What is expected>
Copy out each line that mentions the word "title".

§ §

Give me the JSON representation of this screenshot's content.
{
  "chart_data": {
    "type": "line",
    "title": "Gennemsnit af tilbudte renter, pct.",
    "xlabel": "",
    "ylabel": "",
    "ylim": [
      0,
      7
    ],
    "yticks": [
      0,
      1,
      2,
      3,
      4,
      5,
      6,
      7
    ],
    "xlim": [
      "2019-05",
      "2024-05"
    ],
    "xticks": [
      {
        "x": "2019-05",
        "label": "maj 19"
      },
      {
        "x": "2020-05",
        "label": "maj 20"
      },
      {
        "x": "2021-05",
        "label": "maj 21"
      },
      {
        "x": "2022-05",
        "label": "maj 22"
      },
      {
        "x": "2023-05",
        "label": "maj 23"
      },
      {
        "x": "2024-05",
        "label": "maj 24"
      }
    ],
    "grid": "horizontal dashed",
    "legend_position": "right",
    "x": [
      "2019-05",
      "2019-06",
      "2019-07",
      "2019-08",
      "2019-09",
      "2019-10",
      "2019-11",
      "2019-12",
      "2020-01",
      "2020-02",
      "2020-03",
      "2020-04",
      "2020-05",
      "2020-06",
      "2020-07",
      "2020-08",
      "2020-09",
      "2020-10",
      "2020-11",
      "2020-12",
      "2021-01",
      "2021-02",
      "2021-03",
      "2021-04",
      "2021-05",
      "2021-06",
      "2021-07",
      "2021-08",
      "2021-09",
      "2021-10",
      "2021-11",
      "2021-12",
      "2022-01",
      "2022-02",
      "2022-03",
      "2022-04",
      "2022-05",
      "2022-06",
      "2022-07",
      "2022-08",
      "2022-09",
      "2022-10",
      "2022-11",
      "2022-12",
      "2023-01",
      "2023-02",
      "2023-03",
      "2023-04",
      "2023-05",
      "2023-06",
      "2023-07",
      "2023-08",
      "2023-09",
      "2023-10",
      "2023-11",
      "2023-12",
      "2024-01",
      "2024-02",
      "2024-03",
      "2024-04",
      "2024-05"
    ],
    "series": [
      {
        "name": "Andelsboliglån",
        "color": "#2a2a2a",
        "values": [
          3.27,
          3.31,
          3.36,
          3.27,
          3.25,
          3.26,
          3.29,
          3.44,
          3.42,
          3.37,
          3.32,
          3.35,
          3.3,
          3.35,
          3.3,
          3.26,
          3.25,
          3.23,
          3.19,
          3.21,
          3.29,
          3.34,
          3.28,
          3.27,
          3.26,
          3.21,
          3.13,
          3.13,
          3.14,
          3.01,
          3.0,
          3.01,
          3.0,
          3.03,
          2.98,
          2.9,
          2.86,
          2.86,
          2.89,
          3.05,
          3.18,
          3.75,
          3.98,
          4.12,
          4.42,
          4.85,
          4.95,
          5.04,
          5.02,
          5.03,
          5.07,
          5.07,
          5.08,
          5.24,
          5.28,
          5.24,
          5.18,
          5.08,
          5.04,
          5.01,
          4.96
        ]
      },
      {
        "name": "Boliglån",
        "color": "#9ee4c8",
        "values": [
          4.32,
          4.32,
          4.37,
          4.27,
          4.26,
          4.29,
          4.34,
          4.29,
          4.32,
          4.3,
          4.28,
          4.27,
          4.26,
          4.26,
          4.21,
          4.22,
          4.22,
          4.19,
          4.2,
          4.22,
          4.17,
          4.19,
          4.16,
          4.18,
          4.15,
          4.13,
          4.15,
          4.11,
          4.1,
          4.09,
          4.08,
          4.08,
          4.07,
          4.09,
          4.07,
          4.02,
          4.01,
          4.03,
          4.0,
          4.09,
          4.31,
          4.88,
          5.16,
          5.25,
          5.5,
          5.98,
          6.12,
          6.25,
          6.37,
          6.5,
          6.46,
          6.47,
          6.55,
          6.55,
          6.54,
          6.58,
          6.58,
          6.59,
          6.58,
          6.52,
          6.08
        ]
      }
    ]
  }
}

§ §

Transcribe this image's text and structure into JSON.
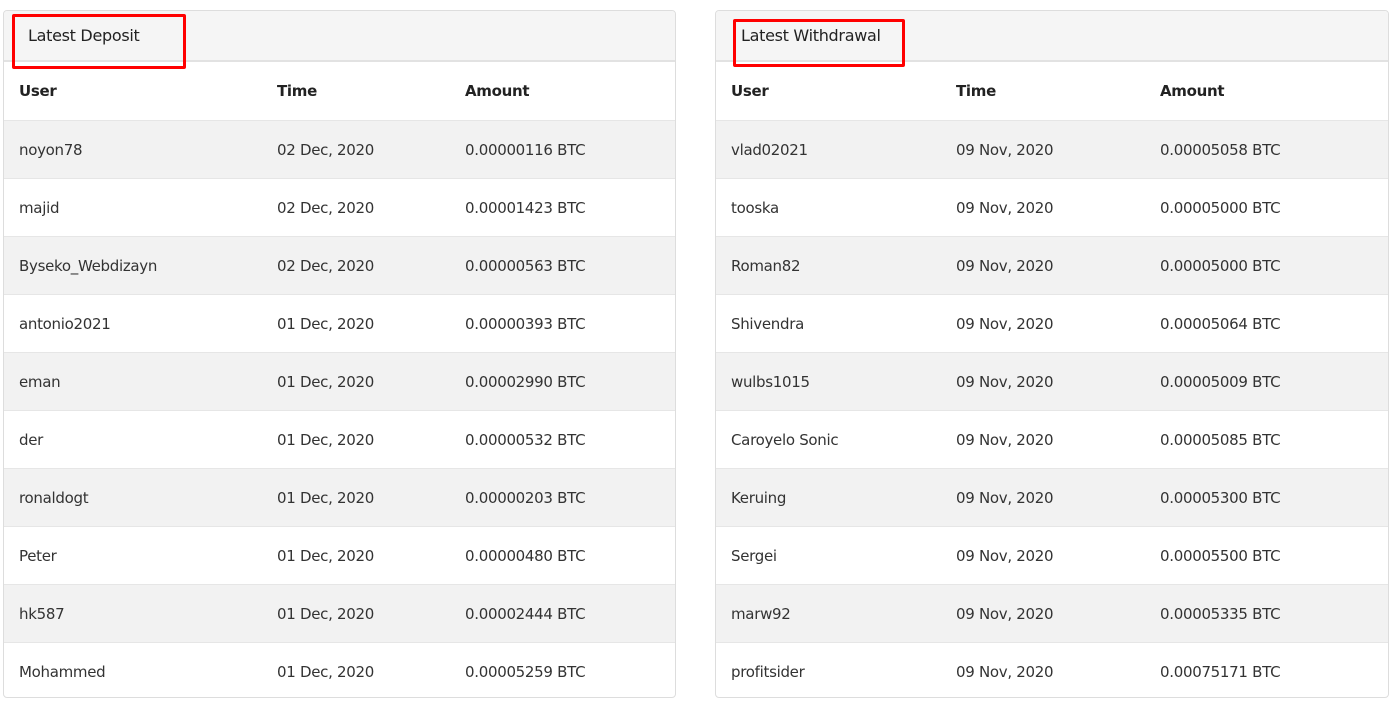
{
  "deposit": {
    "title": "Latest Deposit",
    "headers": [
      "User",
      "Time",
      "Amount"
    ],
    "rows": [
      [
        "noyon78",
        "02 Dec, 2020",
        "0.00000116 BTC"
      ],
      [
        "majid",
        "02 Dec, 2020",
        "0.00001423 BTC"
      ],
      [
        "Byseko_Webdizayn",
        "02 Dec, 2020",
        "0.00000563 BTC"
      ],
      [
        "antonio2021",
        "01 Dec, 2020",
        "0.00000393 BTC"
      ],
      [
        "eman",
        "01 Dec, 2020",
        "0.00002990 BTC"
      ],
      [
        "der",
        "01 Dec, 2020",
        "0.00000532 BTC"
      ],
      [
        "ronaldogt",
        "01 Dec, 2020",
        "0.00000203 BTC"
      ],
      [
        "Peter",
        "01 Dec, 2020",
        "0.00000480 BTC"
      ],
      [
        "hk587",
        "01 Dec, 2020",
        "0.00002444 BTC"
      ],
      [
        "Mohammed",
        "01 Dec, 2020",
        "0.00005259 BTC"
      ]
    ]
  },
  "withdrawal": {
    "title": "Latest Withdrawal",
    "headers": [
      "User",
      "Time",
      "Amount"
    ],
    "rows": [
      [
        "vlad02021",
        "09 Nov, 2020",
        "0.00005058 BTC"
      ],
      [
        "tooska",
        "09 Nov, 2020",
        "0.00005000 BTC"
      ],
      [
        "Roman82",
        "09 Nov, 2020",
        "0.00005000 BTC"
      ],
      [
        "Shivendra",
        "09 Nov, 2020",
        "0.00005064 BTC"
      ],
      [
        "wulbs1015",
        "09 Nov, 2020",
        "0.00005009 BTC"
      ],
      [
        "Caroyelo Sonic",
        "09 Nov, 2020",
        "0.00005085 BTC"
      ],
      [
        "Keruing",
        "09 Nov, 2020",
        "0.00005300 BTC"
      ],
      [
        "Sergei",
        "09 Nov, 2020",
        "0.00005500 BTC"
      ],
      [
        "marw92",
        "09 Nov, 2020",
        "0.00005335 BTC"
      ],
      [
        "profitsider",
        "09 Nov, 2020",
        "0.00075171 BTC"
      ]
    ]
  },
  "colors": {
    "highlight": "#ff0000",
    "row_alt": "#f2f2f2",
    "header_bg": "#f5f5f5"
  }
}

§ §

Expected answer>
    "title": "Gennemsnit af tilbudte renter, pct.",
    "title": "Latest Deposit",
    "title": "Latest Withdrawal",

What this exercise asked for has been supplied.